EXCERPTED DATA:
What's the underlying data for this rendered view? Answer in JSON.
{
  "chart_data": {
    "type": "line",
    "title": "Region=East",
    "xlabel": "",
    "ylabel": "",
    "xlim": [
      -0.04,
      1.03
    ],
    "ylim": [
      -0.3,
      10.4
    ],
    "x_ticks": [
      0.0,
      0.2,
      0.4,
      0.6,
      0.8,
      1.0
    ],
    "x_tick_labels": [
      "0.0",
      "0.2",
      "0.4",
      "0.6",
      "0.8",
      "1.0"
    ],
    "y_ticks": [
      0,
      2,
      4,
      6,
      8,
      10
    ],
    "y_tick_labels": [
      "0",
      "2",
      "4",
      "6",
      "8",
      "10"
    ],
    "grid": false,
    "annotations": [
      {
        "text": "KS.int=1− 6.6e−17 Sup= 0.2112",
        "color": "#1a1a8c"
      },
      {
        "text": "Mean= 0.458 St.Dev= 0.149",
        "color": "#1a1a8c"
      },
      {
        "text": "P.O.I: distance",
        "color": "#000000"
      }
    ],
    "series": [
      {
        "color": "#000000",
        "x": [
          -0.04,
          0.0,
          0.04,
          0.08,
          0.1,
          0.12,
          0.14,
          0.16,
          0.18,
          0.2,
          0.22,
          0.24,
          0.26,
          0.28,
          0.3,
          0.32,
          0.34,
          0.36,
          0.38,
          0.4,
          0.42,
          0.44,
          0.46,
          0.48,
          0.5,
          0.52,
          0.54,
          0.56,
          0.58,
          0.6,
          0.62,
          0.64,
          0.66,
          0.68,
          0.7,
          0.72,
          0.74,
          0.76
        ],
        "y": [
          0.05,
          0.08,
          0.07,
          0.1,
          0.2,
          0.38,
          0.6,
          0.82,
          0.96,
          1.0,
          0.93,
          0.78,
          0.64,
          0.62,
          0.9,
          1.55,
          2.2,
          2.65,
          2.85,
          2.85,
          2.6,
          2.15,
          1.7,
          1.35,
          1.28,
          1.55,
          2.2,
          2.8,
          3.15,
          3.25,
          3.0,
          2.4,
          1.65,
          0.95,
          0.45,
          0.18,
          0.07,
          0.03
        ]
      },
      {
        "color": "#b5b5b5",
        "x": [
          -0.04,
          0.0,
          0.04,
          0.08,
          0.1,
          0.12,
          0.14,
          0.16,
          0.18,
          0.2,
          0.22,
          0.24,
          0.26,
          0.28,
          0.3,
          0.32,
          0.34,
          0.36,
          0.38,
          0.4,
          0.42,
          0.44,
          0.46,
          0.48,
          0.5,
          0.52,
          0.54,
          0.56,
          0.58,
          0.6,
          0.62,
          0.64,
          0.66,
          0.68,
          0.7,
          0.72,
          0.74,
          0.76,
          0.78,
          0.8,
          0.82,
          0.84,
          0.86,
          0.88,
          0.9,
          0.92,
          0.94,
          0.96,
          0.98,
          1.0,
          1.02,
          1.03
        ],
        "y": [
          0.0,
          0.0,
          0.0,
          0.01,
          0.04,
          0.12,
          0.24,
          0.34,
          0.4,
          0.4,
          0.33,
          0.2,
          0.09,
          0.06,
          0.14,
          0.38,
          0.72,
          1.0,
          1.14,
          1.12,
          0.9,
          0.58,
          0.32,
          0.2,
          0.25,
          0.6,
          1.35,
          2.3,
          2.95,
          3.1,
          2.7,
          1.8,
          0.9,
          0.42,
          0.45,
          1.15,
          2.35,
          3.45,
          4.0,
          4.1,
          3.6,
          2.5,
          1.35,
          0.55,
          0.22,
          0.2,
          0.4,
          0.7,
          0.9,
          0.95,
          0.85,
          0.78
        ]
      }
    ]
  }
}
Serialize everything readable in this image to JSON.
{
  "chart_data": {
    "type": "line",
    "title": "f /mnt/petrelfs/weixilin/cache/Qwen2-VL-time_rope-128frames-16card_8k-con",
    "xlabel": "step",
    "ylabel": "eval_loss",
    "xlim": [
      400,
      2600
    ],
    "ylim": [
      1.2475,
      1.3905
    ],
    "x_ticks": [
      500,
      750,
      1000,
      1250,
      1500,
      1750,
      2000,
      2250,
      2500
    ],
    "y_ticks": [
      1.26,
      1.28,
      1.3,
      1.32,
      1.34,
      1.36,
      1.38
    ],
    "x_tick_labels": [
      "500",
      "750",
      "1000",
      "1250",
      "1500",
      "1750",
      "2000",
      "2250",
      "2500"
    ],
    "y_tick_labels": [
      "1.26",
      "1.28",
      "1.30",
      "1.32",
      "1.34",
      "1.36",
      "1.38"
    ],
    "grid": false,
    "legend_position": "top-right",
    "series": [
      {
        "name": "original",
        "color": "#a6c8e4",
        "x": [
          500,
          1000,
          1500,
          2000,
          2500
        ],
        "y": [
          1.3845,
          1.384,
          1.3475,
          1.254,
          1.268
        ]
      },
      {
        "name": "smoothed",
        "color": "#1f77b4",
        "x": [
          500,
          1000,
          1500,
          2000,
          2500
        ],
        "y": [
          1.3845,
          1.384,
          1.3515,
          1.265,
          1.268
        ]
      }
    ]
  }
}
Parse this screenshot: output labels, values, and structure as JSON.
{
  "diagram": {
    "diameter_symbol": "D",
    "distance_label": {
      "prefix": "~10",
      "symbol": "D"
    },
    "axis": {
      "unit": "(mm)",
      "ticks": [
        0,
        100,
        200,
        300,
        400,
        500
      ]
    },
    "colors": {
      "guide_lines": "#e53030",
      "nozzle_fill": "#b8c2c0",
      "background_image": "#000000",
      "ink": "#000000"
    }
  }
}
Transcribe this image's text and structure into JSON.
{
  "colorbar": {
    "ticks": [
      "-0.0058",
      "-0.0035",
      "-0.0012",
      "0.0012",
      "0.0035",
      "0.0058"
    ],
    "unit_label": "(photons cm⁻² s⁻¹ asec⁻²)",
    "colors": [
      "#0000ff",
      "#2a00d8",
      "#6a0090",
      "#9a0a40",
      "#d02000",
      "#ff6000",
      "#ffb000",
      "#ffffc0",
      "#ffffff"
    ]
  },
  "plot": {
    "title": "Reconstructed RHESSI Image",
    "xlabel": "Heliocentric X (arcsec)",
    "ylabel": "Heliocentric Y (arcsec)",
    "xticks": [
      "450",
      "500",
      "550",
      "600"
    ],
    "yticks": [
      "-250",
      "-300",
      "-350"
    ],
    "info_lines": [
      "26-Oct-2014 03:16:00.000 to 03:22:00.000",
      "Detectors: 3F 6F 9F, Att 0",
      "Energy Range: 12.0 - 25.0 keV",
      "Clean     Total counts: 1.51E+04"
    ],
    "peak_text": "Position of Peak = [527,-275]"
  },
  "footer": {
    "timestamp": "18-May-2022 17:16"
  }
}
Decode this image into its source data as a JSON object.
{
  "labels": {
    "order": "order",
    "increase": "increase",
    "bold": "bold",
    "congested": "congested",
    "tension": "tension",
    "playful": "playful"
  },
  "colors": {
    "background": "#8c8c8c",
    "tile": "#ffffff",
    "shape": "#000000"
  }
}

JOB:
Repeat each record in full; every line must match exactly.

RESPONSE TO THIS TASK:
What's the underlying data for this rendered view? Answer in JSON.
{
  "chart_data": {
    "type": "line",
    "title": "Region=East",
    "xlabel": "",
    "ylabel": "",
    "xlim": [
      -0.04,
      1.03
    ],
    "ylim": [
      -0.3,
      10.4
    ],
    "x_ticks": [
      0.0,
      0.2,
      0.4,
      0.6,
      0.8,
      1.0
    ],
    "x_tick_labels": [
      "0.0",
      "0.2",
      "0.4",
      "0.6",
      "0.8",
      "1.0"
    ],
    "y_ticks": [
      0,
      2,
      4,
      6,
      8,
      10
    ],
    "y_tick_labels": [
      "0",
      "2",
      "4",
      "6",
      "8",
      "10"
    ],
    "grid": false,
    "annotations": [
      {
        "text": "KS.int=1− 6.6e−17 Sup= 0.2112",
        "color": "#1a1a8c"
      },
      {
        "text": "Mean= 0.458 St.Dev= 0.149",
        "color": "#1a1a8c"
      },
      {
        "text": "P.O.I: distance",
        "color": "#000000"
      }
    ],
    "series": [
      {
        "color": "#000000",
        "x": [
          -0.04,
          0.0,
          0.04,
          0.08,
          0.1,
          0.12,
          0.14,
          0.16,
          0.18,
          0.2,
          0.22,
          0.24,
          0.26,
          0.28,
          0.3,
          0.32,
          0.34,
          0.36,
          0.38,
          0.4,
          0.42,
          0.44,
          0.46,
          0.48,
          0.5,
          0.52,
          0.54,
          0.56,
          0.58,
          0.6,
          0.62,
          0.64,
          0.66,
          0.68,
          0.7,
          0.72,
          0.74,
          0.76
        ],
        "y": [
          0.05,
          0.08,
          0.07,
          0.1,
          0.2,
          0.38,
          0.6,
          0.82,
          0.96,
          1.0,
          0.93,
          0.78,
          0.64,
          0.62,
          0.9,
          1.55,
          2.2,
          2.65,
          2.85,
          2.85,
          2.6,
          2.15,
          1.7,
          1.35,
          1.28,
          1.55,
          2.2,
          2.8,
          3.15,
          3.25,
          3.0,
          2.4,
          1.65,
          0.95,
          0.45,
          0.18,
          0.07,
          0.03
        ]
      },
      {
        "color": "#b5b5b5",
        "x": [
          -0.04,
          0.0,
          0.04,
          0.08,
          0.1,
          0.12,
          0.14,
          0.16,
          0.18,
          0.2,
          0.22,
          0.24,
          0.26,
          0.28,
          0.3,
          0.32,
          0.34,
          0.36,
          0.38,
          0.4,
          0.42,
          0.44,
          0.46,
          0.48,
          0.5,
          0.52,
          0.54,
          0.56,
          0.58,
          0.6,
          0.62,
          0.64,
          0.66,
          0.68,
          0.7,
          0.72,
          0.74,
          0.76,
          0.78,
          0.8,
          0.82,
          0.84,
          0.86,
          0.88,
          0.9,
          0.92,
          0.94,
          0.96,
          0.98,
          1.0,
          1.02,
          1.03
        ],
        "y": [
          0.0,
          0.0,
          0.0,
          0.01,
          0.04,
          0.12,
          0.24,
          0.34,
          0.4,
          0.4,
          0.33,
          0.2,
          0.09,
          0.06,
          0.14,
          0.38,
          0.72,
          1.0,
          1.14,
          1.12,
          0.9,
          0.58,
          0.32,
          0.2,
          0.25,
          0.6,
          1.35,
          2.3,
          2.95,
          3.1,
          2.7,
          1.8,
          0.9,
          0.42,
          0.45,
          1.15,
          2.35,
          3.45,
          4.0,
          4.1,
          3.6,
          2.5,
          1.35,
          0.55,
          0.22,
          0.2,
          0.4,
          0.7,
          0.9,
          0.95,
          0.85,
          0.78
        ]
      }
    ]
  }
}
Serialize everything readable in this image to JSON.
{
  "chart_data": {
    "type": "line",
    "title": "f /mnt/petrelfs/weixilin/cache/Qwen2-VL-time_rope-128frames-16card_8k-con",
    "xlabel": "step",
    "ylabel": "eval_loss",
    "xlim": [
      400,
      2600
    ],
    "ylim": [
      1.2475,
      1.3905
    ],
    "x_ticks": [
      500,
      750,
      1000,
      1250,
      1500,
      1750,
      2000,
      2250,
      2500
    ],
    "y_ticks": [
      1.26,
      1.28,
      1.3,
      1.32,
      1.34,
      1.36,
      1.38
    ],
    "x_tick_labels": [
      "500",
      "750",
      "1000",
      "1250",
      "1500",
      "1750",
      "2000",
      "2250",
      "2500"
    ],
    "y_tick_labels": [
      "1.26",
      "1.28",
      "1.30",
      "1.32",
      "1.34",
      "1.36",
      "1.38"
    ],
    "grid": false,
    "legend_position": "top-right",
    "series": [
      {
        "name": "original",
        "color": "#a6c8e4",
        "x": [
          500,
          1000,
          1500,
          2000,
          2500
        ],
        "y": [
          1.3845,
          1.384,
          1.3475,
          1.254,
          1.268
        ]
      },
      {
        "name": "smoothed",
        "color": "#1f77b4",
        "x": [
          500,
          1000,
          1500,
          2000,
          2500
        ],
        "y": [
          1.3845,
          1.384,
          1.3515,
          1.265,
          1.268
        ]
      }
    ]
  }
}
Parse this screenshot: output labels, values, and structure as JSON.
{
  "diagram": {
    "diameter_symbol": "D",
    "distance_label": {
      "prefix": "~10",
      "symbol": "D"
    },
    "axis": {
      "unit": "(mm)",
      "ticks": [
        0,
        100,
        200,
        300,
        400,
        500
      ]
    },
    "colors": {
      "guide_lines": "#e53030",
      "nozzle_fill": "#b8c2c0",
      "background_image": "#000000",
      "ink": "#000000"
    }
  }
}
Transcribe this image's text and structure into JSON.
{
  "colorbar": {
    "ticks": [
      "-0.0058",
      "-0.0035",
      "-0.0012",
      "0.0012",
      "0.0035",
      "0.0058"
    ],
    "unit_label": "(photons cm⁻² s⁻¹ asec⁻²)",
    "colors": [
      "#0000ff",
      "#2a00d8",
      "#6a0090",
      "#9a0a40",
      "#d02000",
      "#ff6000",
      "#ffb000",
      "#ffffc0",
      "#ffffff"
    ]
  },
  "plot": {
    "title": "Reconstructed RHESSI Image",
    "xlabel": "Heliocentric X (arcsec)",
    "ylabel": "Heliocentric Y (arcsec)",
    "xticks": [
      "450",
      "500",
      "550",
      "600"
    ],
    "yticks": [
      "-250",
      "-300",
      "-350"
    ],
    "info_lines": [
      "26-Oct-2014 03:16:00.000 to 03:22:00.000",
      "Detectors: 3F 6F 9F, Att 0",
      "Energy Range: 12.0 - 25.0 keV",
      "Clean     Total counts: 1.51E+04"
    ],
    "peak_text": "Position of Peak = [527,-275]"
  },
  "footer": {
    "timestamp": "18-May-2022 17:16"
  }
}
Decode this image into its source data as a JSON object.
{
  "labels": {
    "order": "order",
    "increase": "increase",
    "bold": "bold",
    "congested": "congested",
    "tension": "tension",
    "playful": "playful"
  },
  "colors": {
    "background": "#8c8c8c",
    "tile": "#ffffff",
    "shape": "#000000"
  }
}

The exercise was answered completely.